The records that follow are to be repeated without alteration.

[Saved data entries]
^^^^^^^^^^^^^^^^

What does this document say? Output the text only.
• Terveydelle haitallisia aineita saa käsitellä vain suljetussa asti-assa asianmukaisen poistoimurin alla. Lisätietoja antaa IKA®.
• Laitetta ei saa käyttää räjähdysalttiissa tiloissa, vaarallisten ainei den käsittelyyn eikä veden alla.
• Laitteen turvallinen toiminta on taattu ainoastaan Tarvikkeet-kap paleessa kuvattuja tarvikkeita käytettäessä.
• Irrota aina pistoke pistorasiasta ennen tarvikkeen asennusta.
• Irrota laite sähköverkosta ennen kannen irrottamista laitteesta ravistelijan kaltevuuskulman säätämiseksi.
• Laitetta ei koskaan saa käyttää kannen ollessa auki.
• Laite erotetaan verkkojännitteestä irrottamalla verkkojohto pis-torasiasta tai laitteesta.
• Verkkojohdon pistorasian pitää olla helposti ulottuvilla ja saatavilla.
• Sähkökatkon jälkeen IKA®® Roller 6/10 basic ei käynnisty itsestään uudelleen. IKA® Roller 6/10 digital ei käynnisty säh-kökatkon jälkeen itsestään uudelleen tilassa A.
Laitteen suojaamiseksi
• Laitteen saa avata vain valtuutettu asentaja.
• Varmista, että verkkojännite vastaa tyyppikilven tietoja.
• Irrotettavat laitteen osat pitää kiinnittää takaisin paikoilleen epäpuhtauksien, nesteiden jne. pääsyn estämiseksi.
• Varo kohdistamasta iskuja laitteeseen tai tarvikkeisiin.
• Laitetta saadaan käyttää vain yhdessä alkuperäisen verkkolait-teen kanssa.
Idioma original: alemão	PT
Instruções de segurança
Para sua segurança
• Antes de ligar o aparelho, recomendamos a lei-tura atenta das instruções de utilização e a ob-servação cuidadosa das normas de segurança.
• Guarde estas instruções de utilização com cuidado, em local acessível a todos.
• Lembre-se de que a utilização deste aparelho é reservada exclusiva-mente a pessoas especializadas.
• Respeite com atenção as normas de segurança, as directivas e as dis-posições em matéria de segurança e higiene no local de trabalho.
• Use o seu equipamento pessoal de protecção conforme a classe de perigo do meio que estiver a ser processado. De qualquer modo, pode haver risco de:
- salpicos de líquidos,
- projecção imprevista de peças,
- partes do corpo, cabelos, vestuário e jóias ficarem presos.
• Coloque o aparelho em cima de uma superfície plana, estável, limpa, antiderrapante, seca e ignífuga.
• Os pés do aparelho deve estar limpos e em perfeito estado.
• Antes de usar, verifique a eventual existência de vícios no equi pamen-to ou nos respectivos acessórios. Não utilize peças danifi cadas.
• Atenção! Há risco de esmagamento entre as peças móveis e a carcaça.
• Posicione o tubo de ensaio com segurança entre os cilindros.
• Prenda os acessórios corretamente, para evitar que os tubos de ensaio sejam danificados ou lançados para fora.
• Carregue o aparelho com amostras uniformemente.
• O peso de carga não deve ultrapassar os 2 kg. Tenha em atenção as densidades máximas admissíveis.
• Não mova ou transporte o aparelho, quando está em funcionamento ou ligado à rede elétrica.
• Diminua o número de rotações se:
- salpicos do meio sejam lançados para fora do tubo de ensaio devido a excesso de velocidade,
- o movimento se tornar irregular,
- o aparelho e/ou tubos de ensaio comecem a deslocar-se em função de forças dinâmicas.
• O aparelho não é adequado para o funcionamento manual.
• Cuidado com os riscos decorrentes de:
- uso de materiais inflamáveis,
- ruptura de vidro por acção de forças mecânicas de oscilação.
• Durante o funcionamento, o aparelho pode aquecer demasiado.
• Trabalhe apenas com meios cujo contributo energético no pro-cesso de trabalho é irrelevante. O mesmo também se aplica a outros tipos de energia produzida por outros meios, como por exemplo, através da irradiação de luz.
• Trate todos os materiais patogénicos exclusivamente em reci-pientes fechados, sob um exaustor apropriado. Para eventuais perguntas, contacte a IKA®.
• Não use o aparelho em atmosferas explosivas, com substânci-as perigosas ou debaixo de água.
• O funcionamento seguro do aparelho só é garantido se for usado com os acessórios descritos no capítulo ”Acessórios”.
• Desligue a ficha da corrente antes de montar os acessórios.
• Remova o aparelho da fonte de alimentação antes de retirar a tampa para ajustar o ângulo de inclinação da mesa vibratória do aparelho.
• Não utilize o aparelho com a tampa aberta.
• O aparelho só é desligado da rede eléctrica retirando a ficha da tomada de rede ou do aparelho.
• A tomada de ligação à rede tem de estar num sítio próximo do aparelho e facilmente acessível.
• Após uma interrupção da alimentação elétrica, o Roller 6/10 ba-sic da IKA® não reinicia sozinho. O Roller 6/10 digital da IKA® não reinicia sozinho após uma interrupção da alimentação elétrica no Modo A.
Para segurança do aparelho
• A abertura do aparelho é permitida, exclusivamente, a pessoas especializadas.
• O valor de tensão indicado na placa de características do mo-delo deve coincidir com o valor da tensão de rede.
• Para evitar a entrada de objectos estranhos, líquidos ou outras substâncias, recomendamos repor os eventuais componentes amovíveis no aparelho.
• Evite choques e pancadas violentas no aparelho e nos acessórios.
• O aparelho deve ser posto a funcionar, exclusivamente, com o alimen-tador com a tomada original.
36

^^^^^^^^^^^^^^^^

→ **COMPLETED EXERCISE**:
What does this document say? Output the text only.
• Terveydelle haitallisia aineita saa käsitellä vain suljetussa asti-assa asianmukaisen poistoimurin alla. Lisätietoja antaa IKA®.
• Laitetta ei saa käyttää räjähdysalttiissa tiloissa, vaarallisten ainei den käsittelyyn eikä veden alla.
• Laitteen turvallinen toiminta on taattu ainoastaan Tarvikkeet-kap paleessa kuvattuja tarvikkeita käytettäessä.
• Irrota aina pistoke pistorasiasta ennen tarvikkeen asennusta.
• Irrota laite sähköverkosta ennen kannen irrottamista laitteesta ravistelijan kaltevuuskulman säätämiseksi.
• Laitetta ei koskaan saa käyttää kannen ollessa auki.
• Laite erotetaan verkkojännitteestä irrottamalla verkkojohto pis-torasiasta tai laitteesta.
• Verkkojohdon pistorasian pitää olla helposti ulottuvilla ja saatavilla.
• Sähkökatkon jälkeen IKA®® Roller 6/10 basic ei käynnisty itsestään uudelleen. IKA® Roller 6/10 digital ei käynnisty säh-kökatkon jälkeen itsestään uudelleen tilassa A.
Laitteen suojaamiseksi
• Laitteen saa avata vain valtuutettu asentaja.
• Varmista, että verkkojännite vastaa tyyppikilven tietoja.
• Irrotettavat laitteen osat pitää kiinnittää takaisin paikoilleen epäpuhtauksien, nesteiden jne. pääsyn estämiseksi.
• Varo kohdistamasta iskuja laitteeseen tai tarvikkeisiin.
• Laitetta saadaan käyttää vain yhdessä alkuperäisen verkkolait-teen kanssa.
Idioma original: alemão	PT
Instruções de segurança
Para sua segurança
• Antes de ligar o aparelho, recomendamos a lei-tura atenta das instruções de utilização e a ob-servação cuidadosa das normas de segurança.
• Guarde estas instruções de utilização com cuidado, em local acessível a todos.
• Lembre-se de que a utilização deste aparelho é reservada exclusiva-mente a pessoas especializadas.
• Respeite com atenção as normas de segurança, as directivas e as dis-posições em matéria de segurança e higiene no local de trabalho.
• Use o seu equipamento pessoal de protecção conforme a classe de perigo do meio que estiver a ser processado. De qualquer modo, pode haver risco de:
- salpicos de líquidos,
- projecção imprevista de peças,
- partes do corpo, cabelos, vestuário e jóias ficarem presos.
• Coloque o aparelho em cima de uma superfície plana, estável, limpa, antiderrapante, seca e ignífuga.
• Os pés do aparelho deve estar limpos e em perfeito estado.
• Antes de usar, verifique a eventual existência de vícios no equi pamen-to ou nos respectivos acessórios. Não utilize peças danifi cadas.
• Atenção! Há risco de esmagamento entre as peças móveis e a carcaça.
• Posicione o tubo de ensaio com segurança entre os cilindros.
• Prenda os acessórios corretamente, para evitar que os tubos de ensaio sejam danificados ou lançados para fora.
• Carregue o aparelho com amostras uniformemente.
• O peso de carga não deve ultrapassar os 2 kg. Tenha em atenção as densidades máximas admissíveis.
• Não mova ou transporte o aparelho, quando está em funcionamento ou ligado à rede elétrica.
• Diminua o número de rotações se:
- salpicos do meio sejam lançados para fora do tubo de ensaio devido a excesso de velocidade,
- o movimento se tornar irregular,
- o aparelho e/ou tubos de ensaio comecem a deslocar-se em função de forças dinâmicas.
• O aparelho não é adequado para o funcionamento manual.
• Cuidado com os riscos decorrentes de:
- uso de materiais inflamáveis,
- ruptura de vidro por acção de forças mecânicas de oscilação.
• Durante o funcionamento, o aparelho pode aquecer demasiado.
• Trabalhe apenas com meios cujo contributo energético no pro-cesso de trabalho é irrelevante. O mesmo também se aplica a outros tipos de energia produzida por outros meios, como por exemplo, através da irradiação de luz.
• Trate todos os materiais patogénicos exclusivamente em reci-pientes fechados, sob um exaustor apropriado. Para eventuais perguntas, contacte a IKA®.
• Não use o aparelho em atmosferas explosivas, com substânci-as perigosas ou debaixo de água.
• O funcionamento seguro do aparelho só é garantido se for usado com os acessórios descritos no capítulo ”Acessórios”.
• Desligue a ficha da corrente antes de montar os acessórios.
• Remova o aparelho da fonte de alimentação antes de retirar a tampa para ajustar o ângulo de inclinação da mesa vibratória do aparelho.
• Não utilize o aparelho com a tampa aberta.
• O aparelho só é desligado da rede eléctrica retirando a ficha da tomada de rede ou do aparelho.
• A tomada de ligação à rede tem de estar num sítio próximo do aparelho e facilmente acessível.
• Após uma interrupção da alimentação elétrica, o Roller 6/10 ba-sic da IKA® não reinicia sozinho. O Roller 6/10 digital da IKA® não reinicia sozinho após uma interrupção da alimentação elétrica no Modo A.
Para segurança do aparelho
• A abertura do aparelho é permitida, exclusivamente, a pessoas especializadas.
• O valor de tensão indicado na placa de características do mo-delo deve coincidir com o valor da tensão de rede.
• Para evitar a entrada de objectos estranhos, líquidos ou outras substâncias, recomendamos repor os eventuais componentes amovíveis no aparelho.
• Evite choques e pancadas violentas no aparelho e nos acessórios.
• O aparelho deve ser posto a funcionar, exclusivamente, com o alimen-tador com a tomada original.
36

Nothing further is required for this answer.